══ DATA EXTRACT ══

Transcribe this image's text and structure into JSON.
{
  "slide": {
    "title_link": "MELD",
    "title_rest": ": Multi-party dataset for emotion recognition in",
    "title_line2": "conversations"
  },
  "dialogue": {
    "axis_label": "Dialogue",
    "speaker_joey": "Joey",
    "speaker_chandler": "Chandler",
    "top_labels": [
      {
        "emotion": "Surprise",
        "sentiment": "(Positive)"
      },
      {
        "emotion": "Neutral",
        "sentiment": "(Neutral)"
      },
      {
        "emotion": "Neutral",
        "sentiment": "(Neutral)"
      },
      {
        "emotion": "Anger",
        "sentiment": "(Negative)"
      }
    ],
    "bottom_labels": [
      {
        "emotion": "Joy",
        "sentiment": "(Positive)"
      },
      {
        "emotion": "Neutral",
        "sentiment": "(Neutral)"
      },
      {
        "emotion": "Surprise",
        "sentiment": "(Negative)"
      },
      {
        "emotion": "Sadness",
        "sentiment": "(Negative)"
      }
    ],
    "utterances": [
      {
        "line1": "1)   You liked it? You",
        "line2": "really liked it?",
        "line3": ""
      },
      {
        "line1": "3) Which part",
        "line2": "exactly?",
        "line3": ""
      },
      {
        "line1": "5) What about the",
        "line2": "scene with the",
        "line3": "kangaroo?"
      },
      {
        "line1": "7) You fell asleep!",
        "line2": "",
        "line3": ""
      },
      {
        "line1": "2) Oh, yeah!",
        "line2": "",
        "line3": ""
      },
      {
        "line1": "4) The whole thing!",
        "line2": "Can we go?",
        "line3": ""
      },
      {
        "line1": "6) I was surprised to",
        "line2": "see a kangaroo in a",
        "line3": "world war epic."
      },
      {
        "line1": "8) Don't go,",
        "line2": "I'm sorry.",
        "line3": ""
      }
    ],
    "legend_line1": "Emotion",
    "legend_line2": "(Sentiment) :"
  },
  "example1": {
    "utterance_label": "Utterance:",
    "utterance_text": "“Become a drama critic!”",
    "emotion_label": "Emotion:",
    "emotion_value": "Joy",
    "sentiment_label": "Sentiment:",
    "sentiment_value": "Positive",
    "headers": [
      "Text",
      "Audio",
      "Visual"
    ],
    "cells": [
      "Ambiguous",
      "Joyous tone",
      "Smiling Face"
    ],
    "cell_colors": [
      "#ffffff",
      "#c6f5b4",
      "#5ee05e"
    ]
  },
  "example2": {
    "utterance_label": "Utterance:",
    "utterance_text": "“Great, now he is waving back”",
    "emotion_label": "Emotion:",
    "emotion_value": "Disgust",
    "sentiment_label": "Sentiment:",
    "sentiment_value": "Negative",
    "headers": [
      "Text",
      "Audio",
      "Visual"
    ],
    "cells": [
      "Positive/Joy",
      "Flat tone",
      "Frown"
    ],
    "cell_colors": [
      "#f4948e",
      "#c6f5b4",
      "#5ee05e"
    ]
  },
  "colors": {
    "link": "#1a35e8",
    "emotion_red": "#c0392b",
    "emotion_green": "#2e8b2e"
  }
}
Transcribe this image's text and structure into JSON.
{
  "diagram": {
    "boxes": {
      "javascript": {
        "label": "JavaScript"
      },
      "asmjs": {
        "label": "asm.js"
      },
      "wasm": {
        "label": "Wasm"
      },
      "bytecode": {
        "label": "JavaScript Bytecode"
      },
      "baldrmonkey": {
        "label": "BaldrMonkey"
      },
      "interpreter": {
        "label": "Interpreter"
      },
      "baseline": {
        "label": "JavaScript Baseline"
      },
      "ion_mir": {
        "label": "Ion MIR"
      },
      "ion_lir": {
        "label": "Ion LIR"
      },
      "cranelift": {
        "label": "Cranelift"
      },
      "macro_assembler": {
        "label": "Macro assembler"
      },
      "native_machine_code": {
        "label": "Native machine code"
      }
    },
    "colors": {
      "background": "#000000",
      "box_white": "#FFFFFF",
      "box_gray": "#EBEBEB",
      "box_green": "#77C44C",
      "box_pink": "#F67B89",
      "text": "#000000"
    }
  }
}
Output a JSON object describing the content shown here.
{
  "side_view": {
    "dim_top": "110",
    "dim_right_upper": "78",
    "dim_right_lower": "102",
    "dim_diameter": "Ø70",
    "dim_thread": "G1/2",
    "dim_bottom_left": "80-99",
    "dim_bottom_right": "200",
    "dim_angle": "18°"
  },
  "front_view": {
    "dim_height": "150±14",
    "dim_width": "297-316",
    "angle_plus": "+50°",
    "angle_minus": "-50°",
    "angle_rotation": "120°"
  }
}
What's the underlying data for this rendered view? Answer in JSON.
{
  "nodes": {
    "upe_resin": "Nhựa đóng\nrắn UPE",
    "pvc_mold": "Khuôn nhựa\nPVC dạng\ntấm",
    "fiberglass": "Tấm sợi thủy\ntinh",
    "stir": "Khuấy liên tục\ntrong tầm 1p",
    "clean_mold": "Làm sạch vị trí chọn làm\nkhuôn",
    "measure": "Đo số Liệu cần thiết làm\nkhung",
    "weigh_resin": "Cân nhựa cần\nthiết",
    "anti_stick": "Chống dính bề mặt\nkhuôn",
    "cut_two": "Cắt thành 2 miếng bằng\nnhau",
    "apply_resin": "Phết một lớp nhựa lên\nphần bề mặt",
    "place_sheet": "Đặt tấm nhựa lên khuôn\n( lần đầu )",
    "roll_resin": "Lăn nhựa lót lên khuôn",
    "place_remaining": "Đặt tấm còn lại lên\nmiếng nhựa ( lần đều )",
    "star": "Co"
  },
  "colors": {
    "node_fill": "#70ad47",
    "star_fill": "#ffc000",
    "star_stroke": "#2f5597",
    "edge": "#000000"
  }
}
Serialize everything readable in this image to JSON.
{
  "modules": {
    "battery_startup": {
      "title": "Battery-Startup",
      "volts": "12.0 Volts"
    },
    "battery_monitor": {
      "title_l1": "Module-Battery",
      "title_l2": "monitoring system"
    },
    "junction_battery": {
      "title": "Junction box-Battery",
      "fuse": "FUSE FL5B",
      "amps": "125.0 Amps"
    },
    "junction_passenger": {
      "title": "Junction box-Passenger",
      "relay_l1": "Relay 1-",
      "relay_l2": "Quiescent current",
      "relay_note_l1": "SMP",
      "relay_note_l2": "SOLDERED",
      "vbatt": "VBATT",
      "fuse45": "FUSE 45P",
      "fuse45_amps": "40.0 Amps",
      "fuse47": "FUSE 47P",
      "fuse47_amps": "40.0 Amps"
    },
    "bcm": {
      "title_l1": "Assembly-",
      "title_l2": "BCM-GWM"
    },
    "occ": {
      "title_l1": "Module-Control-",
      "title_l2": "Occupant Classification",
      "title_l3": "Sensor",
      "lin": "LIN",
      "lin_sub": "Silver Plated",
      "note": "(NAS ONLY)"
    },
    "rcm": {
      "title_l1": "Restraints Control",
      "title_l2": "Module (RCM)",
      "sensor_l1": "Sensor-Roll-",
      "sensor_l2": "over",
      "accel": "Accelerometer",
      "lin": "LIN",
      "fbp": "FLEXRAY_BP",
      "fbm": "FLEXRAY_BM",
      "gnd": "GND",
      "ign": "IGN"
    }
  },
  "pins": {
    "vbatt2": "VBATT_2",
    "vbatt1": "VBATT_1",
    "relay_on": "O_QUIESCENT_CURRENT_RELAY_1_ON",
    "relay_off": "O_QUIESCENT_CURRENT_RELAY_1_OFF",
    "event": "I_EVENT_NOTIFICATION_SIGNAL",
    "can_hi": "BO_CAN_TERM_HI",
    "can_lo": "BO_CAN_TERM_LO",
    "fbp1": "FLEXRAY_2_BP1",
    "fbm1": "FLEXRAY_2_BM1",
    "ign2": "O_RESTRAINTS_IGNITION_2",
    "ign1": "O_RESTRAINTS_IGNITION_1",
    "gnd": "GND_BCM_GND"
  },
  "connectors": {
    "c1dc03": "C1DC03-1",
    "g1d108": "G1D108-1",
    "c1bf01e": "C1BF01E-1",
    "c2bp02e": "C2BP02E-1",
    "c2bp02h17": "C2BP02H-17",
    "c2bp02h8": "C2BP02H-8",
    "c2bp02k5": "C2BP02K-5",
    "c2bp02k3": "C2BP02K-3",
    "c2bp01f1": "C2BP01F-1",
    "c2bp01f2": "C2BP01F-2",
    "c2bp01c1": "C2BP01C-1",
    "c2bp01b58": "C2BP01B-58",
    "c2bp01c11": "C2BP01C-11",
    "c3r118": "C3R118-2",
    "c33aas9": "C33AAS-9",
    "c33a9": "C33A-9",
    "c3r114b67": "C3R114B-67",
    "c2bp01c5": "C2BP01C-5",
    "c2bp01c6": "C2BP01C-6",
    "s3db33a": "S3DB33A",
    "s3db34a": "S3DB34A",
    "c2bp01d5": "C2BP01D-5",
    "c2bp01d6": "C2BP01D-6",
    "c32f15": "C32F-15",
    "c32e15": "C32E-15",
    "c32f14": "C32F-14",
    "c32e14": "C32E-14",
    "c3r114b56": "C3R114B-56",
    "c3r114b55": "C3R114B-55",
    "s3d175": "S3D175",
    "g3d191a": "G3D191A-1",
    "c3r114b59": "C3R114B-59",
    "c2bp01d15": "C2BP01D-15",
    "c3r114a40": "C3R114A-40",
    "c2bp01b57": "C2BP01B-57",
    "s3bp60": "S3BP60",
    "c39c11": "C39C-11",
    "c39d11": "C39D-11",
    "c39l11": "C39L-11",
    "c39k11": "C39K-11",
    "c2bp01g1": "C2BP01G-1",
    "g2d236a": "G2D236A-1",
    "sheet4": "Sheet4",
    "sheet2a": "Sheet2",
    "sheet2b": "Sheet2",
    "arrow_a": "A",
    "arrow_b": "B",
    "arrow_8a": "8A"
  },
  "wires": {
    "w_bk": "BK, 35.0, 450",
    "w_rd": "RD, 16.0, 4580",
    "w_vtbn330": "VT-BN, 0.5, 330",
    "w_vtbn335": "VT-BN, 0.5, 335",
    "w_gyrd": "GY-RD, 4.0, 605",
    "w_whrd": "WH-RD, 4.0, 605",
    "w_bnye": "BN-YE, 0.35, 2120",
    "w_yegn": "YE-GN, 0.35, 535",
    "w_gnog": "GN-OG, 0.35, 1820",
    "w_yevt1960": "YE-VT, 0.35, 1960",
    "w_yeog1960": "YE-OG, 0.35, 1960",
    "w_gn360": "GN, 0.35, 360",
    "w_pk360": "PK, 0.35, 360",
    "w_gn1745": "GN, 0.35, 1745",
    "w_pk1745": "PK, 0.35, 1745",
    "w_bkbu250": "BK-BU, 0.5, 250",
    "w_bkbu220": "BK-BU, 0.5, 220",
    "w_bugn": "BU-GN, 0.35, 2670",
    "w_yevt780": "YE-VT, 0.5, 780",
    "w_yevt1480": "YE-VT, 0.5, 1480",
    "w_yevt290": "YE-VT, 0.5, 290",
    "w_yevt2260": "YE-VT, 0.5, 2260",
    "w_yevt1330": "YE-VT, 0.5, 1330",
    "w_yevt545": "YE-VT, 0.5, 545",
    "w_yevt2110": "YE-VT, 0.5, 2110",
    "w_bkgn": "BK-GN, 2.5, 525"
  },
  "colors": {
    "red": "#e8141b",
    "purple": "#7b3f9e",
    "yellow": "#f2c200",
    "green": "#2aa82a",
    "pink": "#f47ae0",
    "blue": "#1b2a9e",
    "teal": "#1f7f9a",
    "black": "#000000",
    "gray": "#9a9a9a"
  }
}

═══

▶ _STATED TASK_
Select and copy every line from the records that includes the word "this".

▶ _SOLUTION_
Transcribe this image's text and structure into JSON.
Transcribe this image's text and structure into JSON.
What's the underlying data for this rendered view? Answer in JSON.
Serialize everything readable in this image to JSON.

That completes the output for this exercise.